Directive:
In the listing below, how many lines contain the word "JSON"? Please respond with the number only.

--- START OF Task material ---

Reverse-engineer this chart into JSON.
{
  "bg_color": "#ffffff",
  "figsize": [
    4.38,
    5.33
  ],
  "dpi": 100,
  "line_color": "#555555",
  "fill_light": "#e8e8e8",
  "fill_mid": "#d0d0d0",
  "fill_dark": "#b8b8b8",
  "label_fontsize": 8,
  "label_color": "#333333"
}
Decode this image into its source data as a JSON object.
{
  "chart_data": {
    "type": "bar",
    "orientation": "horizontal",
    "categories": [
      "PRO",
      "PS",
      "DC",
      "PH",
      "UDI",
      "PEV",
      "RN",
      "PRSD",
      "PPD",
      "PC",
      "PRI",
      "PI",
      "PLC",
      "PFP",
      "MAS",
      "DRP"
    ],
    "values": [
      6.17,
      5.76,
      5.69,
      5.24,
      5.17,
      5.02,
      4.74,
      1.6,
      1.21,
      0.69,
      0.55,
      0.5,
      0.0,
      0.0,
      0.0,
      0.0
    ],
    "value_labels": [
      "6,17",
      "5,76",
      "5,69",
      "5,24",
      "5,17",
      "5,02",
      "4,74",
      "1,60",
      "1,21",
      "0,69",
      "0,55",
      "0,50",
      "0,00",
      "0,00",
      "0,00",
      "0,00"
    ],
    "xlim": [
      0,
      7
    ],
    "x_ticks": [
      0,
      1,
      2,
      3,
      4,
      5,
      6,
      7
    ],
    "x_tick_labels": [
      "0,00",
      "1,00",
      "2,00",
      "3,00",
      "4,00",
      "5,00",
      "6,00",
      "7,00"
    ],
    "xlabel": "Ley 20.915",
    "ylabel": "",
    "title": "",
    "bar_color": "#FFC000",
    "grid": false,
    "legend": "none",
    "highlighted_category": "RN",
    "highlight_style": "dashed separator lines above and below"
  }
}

--- END OF Task material ---

Written answer:
2